## [Exercise directions]
Repeat the records below line for line, without any change, and leave out the pictures.

----

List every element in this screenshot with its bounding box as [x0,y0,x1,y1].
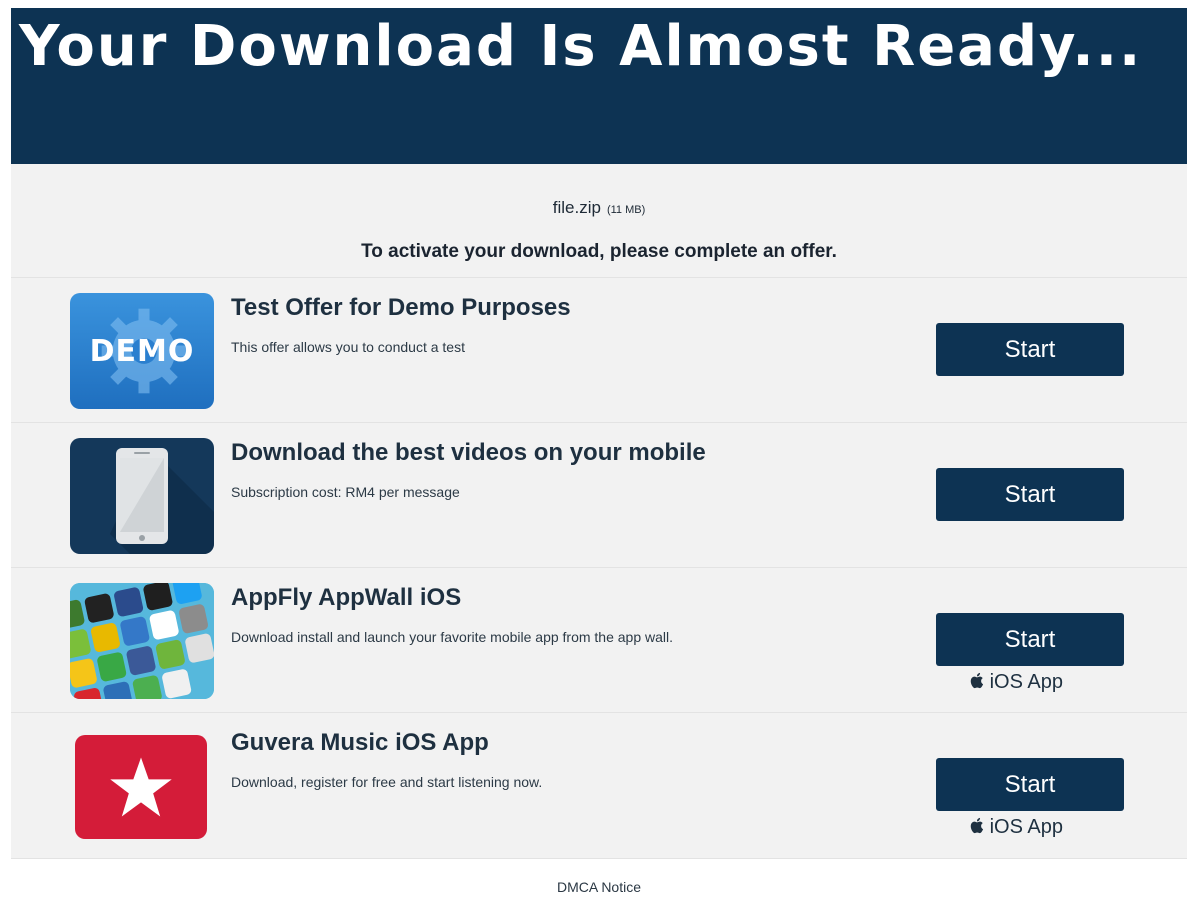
offer-item: AppFly AppWall iOS Download install and … [11,568,1187,713]
apple-icon [970,817,984,834]
start-button[interactable]: Start [936,758,1124,811]
page-footer: DMCA Notice [11,859,1187,919]
download-page: Your Download Is Almost Ready... file.zi… [11,8,1187,919]
offer-description: This offer allows you to conduct a test [231,339,465,355]
offer-title[interactable]: Download the best videos on your mobile [231,439,706,467]
start-button[interactable]: Start [936,613,1124,666]
offer-title[interactable]: Guvera Music iOS App [231,729,489,757]
file-size: (11 MB) [606,204,646,216]
offer-description: Download, register for free and start li… [231,774,543,790]
star-icon [110,757,172,817]
app-wall-icon [70,583,214,699]
start-button[interactable]: Start [936,468,1124,521]
offer-item: Download the best videos on your mobile … [11,423,1187,568]
mobile-phone-icon [70,438,214,554]
file-info: file.zip (11 MB) [11,164,1187,242]
offer-description: Subscription cost: RM4 per message [231,484,460,500]
file-name: file.zip [552,198,601,217]
app-icons-grid-icon [70,583,214,699]
offer-list: DEMO Test Offer for Demo Purposes This o… [11,278,1187,859]
ios-app-label: iOS App [989,671,1063,693]
offer-item: Guvera Music iOS App Download, register … [11,713,1187,859]
offer-description: Download install and launch your favorit… [231,629,674,645]
page-header: Your Download Is Almost Ready... [11,8,1187,164]
guvera-star-icon [75,735,207,839]
demo-gear-icon: DEMO [70,293,214,409]
ios-app-label: iOS App [989,816,1063,838]
ios-app-badge: iOS App [969,671,1063,694]
ios-app-badge: iOS App [969,816,1063,839]
phone-icon [110,448,214,554]
offer-title[interactable]: Test Offer for Demo Purposes [231,294,571,322]
page-title: Your Download Is Almost Ready... [19,14,1143,79]
offer-title[interactable]: AppFly AppWall iOS [231,584,461,612]
instruction-text: To activate your download, please comple… [11,242,1187,278]
offer-item: DEMO Test Offer for Demo Purposes This o… [11,278,1187,423]
demo-thumb-label: DEMO [89,333,195,369]
start-button[interactable]: Start [936,323,1124,376]
apple-icon [970,672,984,689]
dmca-notice-link[interactable]: DMCA Notice [557,879,641,895]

----

## [Solution for this problem]
List every element in this screenshot with its bounding box as [x0,y0,x1,y1].
offer-item: AppFly AppWall iOS Download install and … [11,568,1187,713]
apple-icon [970,817,984,834]
start-button[interactable]: Start [936,758,1124,811]
page-footer: DMCA Notice [11,859,1187,919]
download-page: Your Download Is Almost Ready... file.zi… [11,8,1187,919]
offer-description: This offer allows you to conduct a test [231,339,465,355]
offer-title[interactable]: Download the best videos on your mobile [231,439,706,467]
start-button[interactable]: Start [936,613,1124,666]
offer-title[interactable]: Guvera Music iOS App [231,729,489,757]
file-size: (11 MB) [606,204,646,216]
offer-description: Download, register for free and start li… [231,774,543,790]
star-icon [110,757,172,817]
app-wall-icon [70,583,214,699]
start-button[interactable]: Start [936,468,1124,521]
offer-item: Download the best videos on your mobile … [11,423,1187,568]
mobile-phone-icon [70,438,214,554]
file-info: file.zip (11 MB) [11,164,1187,242]
offer-description: Subscription cost: RM4 per message [231,484,460,500]
file-name: file.zip [552,198,601,217]
app-icons-grid-icon [70,583,214,699]
offer-list: DEMO Test Offer for Demo Purposes This o… [11,278,1187,859]
ios-app-label: iOS App [989,671,1063,693]
offer-item: Guvera Music iOS App Download, register … [11,713,1187,859]
offer-description: Download install and launch your favorit… [231,629,674,645]
page-header: Your Download Is Almost Ready... [11,8,1187,164]
guvera-star-icon [75,735,207,839]
demo-gear-icon: DEMO [70,293,214,409]
ios-app-label: iOS App [989,816,1063,838]
ios-app-badge: iOS App [969,671,1063,694]
ios-app-badge: iOS App [969,816,1063,839]
phone-icon [110,448,214,554]
offer-title[interactable]: Test Offer for Demo Purposes [231,294,571,322]
page-title: Your Download Is Almost Ready... [19,14,1143,79]
offer-title[interactable]: AppFly AppWall iOS [231,584,461,612]
instruction-text: To activate your download, please comple… [11,242,1187,278]
offer-item: DEMO Test Offer for Demo Purposes This o… [11,278,1187,423]
demo-thumb-label: DEMO [89,333,195,369]
start-button[interactable]: Start [936,323,1124,376]
apple-icon [970,672,984,689]
dmca-notice-link[interactable]: DMCA Notice [557,879,641,895]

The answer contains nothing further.